• [Exercise text]

────────────────────

In other tour news… I recently had the pleasure of interviewing the fabulous Claudia Chan Shaw , who hosts tours for The Art Gallery Society of NSW in partnership with Renaissance Tours (no affiliation with Zenbu Travel, but I am happy to share), and has an incredible sounding Art Deco tour of Miami and New York coming up later this year!
I’ve never travelled with Claudia but having spent many hours chatting and emailing, I can assure you she is very knowledgeable, entertaining.. and more than a little bit oooh la lah!
If you’d like to find out a bit more about this energetic soul, well versed in architecture, design and the Arts then please read on….
MY LIFE IN TRAVEL – CLAUDIA CHAN SHAW
A collector of moments and markers, presenter Claudia Chan Shaw lives a life as colourful as the travel curiosities which fill her Sydney home.
We never took family trips as kids, so in 1979, when I accompanied mum (designer Vivian Chan Shaw) on a 30-day study trip around southern India, the culture-shock was tremendous. However, it didn’t take long to engage with the country’s beauty and the generous souls of the Indian people.
I was seventeen, my eyes were wide-open and the colours were incredible. In Madras I ran with the local children, ate peanuts from street vendors and visited antiques stores. In hill-towns further south, we rode donkeys so brittle I thought they’d break, and learnt about temples and religious symbolism. It was magnificent.
I knew nothing of Bollywood when we went to see Suhaag. It was so incredibly loud we had to put tissues in our ears, but I’d never seen dancing and singing like that. Obsessed with Humphrey Bogart from an early age, I’d already started collecting movie memorabilia so decided to track down a 12-sheet street poster of the movie, which I later stuck on my bedroom ceiling, cutting a hole for the light-fitting.
Not long afterwards I enrolled in a degree in visual communications, so film, design and photography became my whole new world. I’ve always found joy in the visual and at a young age knew I wanted to create. A couple of years later, mum and I went into partnership in our fashion business and travelled to the United States, mainly New York and Chicago, each season for more than 20 years. Once business was out of the way, we’d visit galleries and exhibitions and meet the most interesting, bohemian people who thought our hand-loomed knitwear was particularly ‘artsy’. We even sold to a gallery of wearable art in NYC.
One Chicago trip I met the head of the ArtDeco society who helped further my interests in the era, originally forged through watching black and white movies. I now host Art Deco-themed tours around the world for The Art Gallery Society of NSW, in partnership with RenaissanceTours; they’re almost time travelling experiences, tapping into the cultural heritage of each destination, including Shanghai, Miami, Cuba and of course NYC.

────────────────────

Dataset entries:
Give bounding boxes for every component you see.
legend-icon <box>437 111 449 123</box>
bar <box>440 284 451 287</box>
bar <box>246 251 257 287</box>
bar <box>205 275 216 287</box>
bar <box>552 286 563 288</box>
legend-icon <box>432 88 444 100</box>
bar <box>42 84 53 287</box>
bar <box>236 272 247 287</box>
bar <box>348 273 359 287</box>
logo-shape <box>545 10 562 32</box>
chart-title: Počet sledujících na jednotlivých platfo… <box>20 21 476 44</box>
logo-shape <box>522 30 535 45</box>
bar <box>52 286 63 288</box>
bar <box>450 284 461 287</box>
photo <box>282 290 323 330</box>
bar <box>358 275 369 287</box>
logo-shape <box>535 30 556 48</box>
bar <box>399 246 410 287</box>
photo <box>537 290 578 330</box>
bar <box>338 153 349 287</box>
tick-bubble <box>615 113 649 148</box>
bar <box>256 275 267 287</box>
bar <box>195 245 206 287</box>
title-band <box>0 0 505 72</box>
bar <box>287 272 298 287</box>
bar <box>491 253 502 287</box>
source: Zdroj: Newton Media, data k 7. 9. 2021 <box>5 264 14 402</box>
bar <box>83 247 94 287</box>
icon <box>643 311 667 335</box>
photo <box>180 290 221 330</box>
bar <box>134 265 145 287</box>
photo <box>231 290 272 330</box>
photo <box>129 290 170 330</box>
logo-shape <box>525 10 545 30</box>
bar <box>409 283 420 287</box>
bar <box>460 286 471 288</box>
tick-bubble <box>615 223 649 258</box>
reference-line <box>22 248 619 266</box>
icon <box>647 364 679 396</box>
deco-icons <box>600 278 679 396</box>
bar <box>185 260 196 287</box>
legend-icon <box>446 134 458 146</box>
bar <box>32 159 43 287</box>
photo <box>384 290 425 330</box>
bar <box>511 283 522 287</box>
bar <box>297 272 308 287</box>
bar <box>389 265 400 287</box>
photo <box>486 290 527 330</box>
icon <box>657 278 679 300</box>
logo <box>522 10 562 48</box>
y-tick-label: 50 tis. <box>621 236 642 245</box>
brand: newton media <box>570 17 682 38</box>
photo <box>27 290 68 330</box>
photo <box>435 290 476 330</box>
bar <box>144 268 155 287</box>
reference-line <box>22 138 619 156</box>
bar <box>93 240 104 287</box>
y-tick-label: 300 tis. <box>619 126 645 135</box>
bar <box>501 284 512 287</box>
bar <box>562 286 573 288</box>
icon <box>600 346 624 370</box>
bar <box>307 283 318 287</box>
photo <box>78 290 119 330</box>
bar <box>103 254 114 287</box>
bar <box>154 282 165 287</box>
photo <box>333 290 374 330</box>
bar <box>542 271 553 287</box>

────────────────────

• [Tasks]
#1 In the Claudia Chan Shaw profile, translate this sentence into Spanish: "I was seventeen, my eyes were wide-open and the colours were incredible."
#2 According to the Claudia Chan Shaw profile, why was the culture shock of the 1979 trip to southern India so great for her? Answer in one to three sentences.
#3 Answer these questions from the Claudia Chan Shaw profile:
(a) How long was the study trip around southern India?
(b) Which two cities did she and her mother mainly visit in the United States for their fashion business?
(c) Whom did she meet on one Chicago trip?
These dataset entries were taken from a different source than the text.

• [Results for the exercise]
#1 Tenía diecisiete años, mis ojos estaban bien abiertos y los colores eran increíbles.

#2 Her family never took trips when she was a child. Accompanying her mother on the 30-day study trip was therefore an entirely new experience, and the culture shock was tremendous.

#3
(a) 30 days.
(b) New York and Chicago.
(c) The head of the Art Deco society.